Task to carry out:
Print the listing below in its entirety, character for character.

- - - - -

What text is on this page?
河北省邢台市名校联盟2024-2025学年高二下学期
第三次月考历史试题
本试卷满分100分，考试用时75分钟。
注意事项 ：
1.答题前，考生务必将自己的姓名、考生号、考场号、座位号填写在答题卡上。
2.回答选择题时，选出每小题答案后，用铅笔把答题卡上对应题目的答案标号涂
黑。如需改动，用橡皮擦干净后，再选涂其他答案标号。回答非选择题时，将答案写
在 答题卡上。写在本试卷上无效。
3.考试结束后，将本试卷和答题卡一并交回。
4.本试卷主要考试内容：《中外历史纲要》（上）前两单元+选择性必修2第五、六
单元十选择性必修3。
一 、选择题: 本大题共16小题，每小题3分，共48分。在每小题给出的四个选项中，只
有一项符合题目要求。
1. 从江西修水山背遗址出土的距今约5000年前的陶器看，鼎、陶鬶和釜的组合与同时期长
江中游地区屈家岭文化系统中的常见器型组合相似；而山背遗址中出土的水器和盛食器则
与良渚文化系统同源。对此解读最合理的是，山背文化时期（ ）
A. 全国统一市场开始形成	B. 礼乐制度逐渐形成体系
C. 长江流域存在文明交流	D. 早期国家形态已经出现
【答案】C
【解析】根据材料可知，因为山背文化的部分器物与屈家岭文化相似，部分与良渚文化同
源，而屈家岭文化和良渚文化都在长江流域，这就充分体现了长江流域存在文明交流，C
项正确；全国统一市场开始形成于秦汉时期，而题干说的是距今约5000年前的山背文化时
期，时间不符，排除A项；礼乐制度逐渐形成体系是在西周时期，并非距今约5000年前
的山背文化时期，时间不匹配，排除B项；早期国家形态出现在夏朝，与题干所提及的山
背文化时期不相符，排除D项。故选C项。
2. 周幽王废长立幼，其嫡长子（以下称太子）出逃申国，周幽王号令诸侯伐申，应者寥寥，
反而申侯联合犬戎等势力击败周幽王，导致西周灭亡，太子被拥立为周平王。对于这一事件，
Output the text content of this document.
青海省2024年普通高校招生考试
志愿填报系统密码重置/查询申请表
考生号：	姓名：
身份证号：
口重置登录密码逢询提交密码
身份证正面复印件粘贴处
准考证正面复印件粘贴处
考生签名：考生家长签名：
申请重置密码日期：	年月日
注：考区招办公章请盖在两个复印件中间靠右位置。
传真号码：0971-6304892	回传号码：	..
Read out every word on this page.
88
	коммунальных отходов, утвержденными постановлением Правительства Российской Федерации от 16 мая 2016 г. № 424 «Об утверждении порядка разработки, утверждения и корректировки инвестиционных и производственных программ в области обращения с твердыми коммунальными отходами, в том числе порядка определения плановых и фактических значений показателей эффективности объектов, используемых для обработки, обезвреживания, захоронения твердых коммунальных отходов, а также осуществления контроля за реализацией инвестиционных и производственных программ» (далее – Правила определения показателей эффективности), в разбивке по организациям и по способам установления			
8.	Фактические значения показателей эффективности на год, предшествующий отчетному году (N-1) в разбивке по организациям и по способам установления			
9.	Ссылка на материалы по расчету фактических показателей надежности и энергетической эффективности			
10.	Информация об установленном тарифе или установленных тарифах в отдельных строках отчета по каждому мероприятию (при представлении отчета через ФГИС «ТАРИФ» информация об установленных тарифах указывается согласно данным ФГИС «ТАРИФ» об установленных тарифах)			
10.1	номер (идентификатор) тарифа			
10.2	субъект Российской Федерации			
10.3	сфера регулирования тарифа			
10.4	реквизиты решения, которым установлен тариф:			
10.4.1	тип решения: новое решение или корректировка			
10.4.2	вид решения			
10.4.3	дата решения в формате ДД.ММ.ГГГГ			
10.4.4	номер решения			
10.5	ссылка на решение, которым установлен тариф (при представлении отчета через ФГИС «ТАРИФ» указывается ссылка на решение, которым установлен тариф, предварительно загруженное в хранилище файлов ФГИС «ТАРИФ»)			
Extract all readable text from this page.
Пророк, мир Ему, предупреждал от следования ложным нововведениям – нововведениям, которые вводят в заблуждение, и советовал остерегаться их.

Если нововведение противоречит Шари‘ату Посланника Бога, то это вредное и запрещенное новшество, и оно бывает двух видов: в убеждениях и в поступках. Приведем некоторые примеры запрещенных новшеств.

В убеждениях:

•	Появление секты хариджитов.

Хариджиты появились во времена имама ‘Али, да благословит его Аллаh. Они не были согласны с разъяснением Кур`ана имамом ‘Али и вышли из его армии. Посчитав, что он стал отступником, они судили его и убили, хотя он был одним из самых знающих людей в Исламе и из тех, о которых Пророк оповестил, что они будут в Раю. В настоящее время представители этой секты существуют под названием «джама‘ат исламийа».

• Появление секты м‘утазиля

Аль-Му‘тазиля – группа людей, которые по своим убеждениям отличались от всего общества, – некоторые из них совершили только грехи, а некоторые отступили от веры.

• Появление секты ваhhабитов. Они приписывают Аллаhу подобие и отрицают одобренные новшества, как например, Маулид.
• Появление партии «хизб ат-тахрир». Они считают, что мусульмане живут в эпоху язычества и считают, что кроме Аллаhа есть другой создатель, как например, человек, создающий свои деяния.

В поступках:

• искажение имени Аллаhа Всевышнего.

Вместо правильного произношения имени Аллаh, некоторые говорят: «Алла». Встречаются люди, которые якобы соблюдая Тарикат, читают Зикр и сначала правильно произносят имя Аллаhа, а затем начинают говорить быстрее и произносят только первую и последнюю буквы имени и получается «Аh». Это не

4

- - - - -

Problem solution:
What text is on this page?
河北省邢台市名校联盟2024-2025学年高二下学期
第三次月考历史试题
本试卷满分100分，考试用时75分钟。
注意事项 ：
1.答题前，考生务必将自己的姓名、考生号、考场号、座位号填写在答题卡上。
2.回答选择题时，选出每小题答案后，用铅笔把答题卡上对应题目的答案标号涂
黑。如需改动，用橡皮擦干净后，再选涂其他答案标号。回答非选择题时，将答案写
在 答题卡上。写在本试卷上无效。
3.考试结束后，将本试卷和答题卡一并交回。
4.本试卷主要考试内容：《中外历史纲要》（上）前两单元+选择性必修2第五、六
单元十选择性必修3。
一 、选择题: 本大题共16小题，每小题3分，共48分。在每小题给出的四个选项中，只
有一项符合题目要求。
1. 从江西修水山背遗址出土的距今约5000年前的陶器看，鼎、陶鬶和釜的组合与同时期长
江中游地区屈家岭文化系统中的常见器型组合相似；而山背遗址中出土的水器和盛食器则
与良渚文化系统同源。对此解读最合理的是，山背文化时期（ ）
A. 全国统一市场开始形成	B. 礼乐制度逐渐形成体系
C. 长江流域存在文明交流	D. 早期国家形态已经出现
【答案】C
【解析】根据材料可知，因为山背文化的部分器物与屈家岭文化相似，部分与良渚文化同
源，而屈家岭文化和良渚文化都在长江流域，这就充分体现了长江流域存在文明交流，C
项正确；全国统一市场开始形成于秦汉时期，而题干说的是距今约5000年前的山背文化时
期，时间不符，排除A项；礼乐制度逐渐形成体系是在西周时期，并非距今约5000年前
的山背文化时期，时间不匹配，排除B项；早期国家形态出现在夏朝，与题干所提及的山
背文化时期不相符，排除D项。故选C项。
2. 周幽王废长立幼，其嫡长子（以下称太子）出逃申国，周幽王号令诸侯伐申，应者寥寥，
反而申侯联合犬戎等势力击败周幽王，导致西周灭亡，太子被拥立为周平王。对于这一事件，
Output the text content of this document.
青海省2024年普通高校招生考试
志愿填报系统密码重置/查询申请表
考生号：	姓名：
身份证号：
口重置登录密码逢询提交密码
身份证正面复印件粘贴处
准考证正面复印件粘贴处
考生签名：考生家长签名：
申请重置密码日期：	年月日
注：考区招办公章请盖在两个复印件中间靠右位置。
传真号码：0971-6304892	回传号码：	..
Read out every word on this page.
88
	коммунальных отходов, утвержденными постановлением Правительства Российской Федерации от 16 мая 2016 г. № 424 «Об утверждении порядка разработки, утверждения и корректировки инвестиционных и производственных программ в области обращения с твердыми коммунальными отходами, в том числе порядка определения плановых и фактических значений показателей эффективности объектов, используемых для обработки, обезвреживания, захоронения твердых коммунальных отходов, а также осуществления контроля за реализацией инвестиционных и производственных программ» (далее – Правила определения показателей эффективности), в разбивке по организациям и по способам установления			
8.	Фактические значения показателей эффективности на год, предшествующий отчетному году (N-1) в разбивке по организациям и по способам установления			
9.	Ссылка на материалы по расчету фактических показателей надежности и энергетической эффективности			
10.	Информация об установленном тарифе или установленных тарифах в отдельных строках отчета по каждому мероприятию (при представлении отчета через ФГИС «ТАРИФ» информация об установленных тарифах указывается согласно данным ФГИС «ТАРИФ» об установленных тарифах)			
10.1	номер (идентификатор) тарифа			
10.2	субъект Российской Федерации			
10.3	сфера регулирования тарифа			
10.4	реквизиты решения, которым установлен тариф:			
10.4.1	тип решения: новое решение или корректировка			
10.4.2	вид решения			
10.4.3	дата решения в формате ДД.ММ.ГГГГ			
10.4.4	номер решения			
10.5	ссылка на решение, которым установлен тариф (при представлении отчета через ФГИС «ТАРИФ» указывается ссылка на решение, которым установлен тариф, предварительно загруженное в хранилище файлов ФГИС «ТАРИФ»)			
Extract all readable text from this page.
Пророк, мир Ему, предупреждал от следования ложным нововведениям – нововведениям, которые вводят в заблуждение, и советовал остерегаться их.

Если нововведение противоречит Шари‘ату Посланника Бога, то это вредное и запрещенное новшество, и оно бывает двух видов: в убеждениях и в поступках. Приведем некоторые примеры запрещенных новшеств.

В убеждениях:

•	Появление секты хариджитов.

Хариджиты появились во времена имама ‘Али, да благословит его Аллаh. Они не были согласны с разъяснением Кур`ана имамом ‘Али и вышли из его армии. Посчитав, что он стал отступником, они судили его и убили, хотя он был одним из самых знающих людей в Исламе и из тех, о которых Пророк оповестил, что они будут в Раю. В настоящее время представители этой секты существуют под названием «джама‘ат исламийа».

• Появление секты м‘утазиля

Аль-Му‘тазиля – группа людей, которые по своим убеждениям отличались от всего общества, – некоторые из них совершили только грехи, а некоторые отступили от веры.

• Появление секты ваhhабитов. Они приписывают Аллаhу подобие и отрицают одобренные новшества, как например, Маулид.
• Появление партии «хизб ат-тахрир». Они считают, что мусульмане живут в эпоху язычества и считают, что кроме Аллаhа есть другой создатель, как например, человек, создающий свои деяния.

В поступках:

• искажение имени Аллаhа Всевышнего.

Вместо правильного произношения имени Аллаh, некоторые говорят: «Алла». Встречаются люди, которые якобы соблюдая Тарикат, читают Зикр и сначала правильно произносят имя Аллаhа, а затем начинают говорить быстрее и произносят только первую и последнюю буквы имени и получается «Аh». Это не

4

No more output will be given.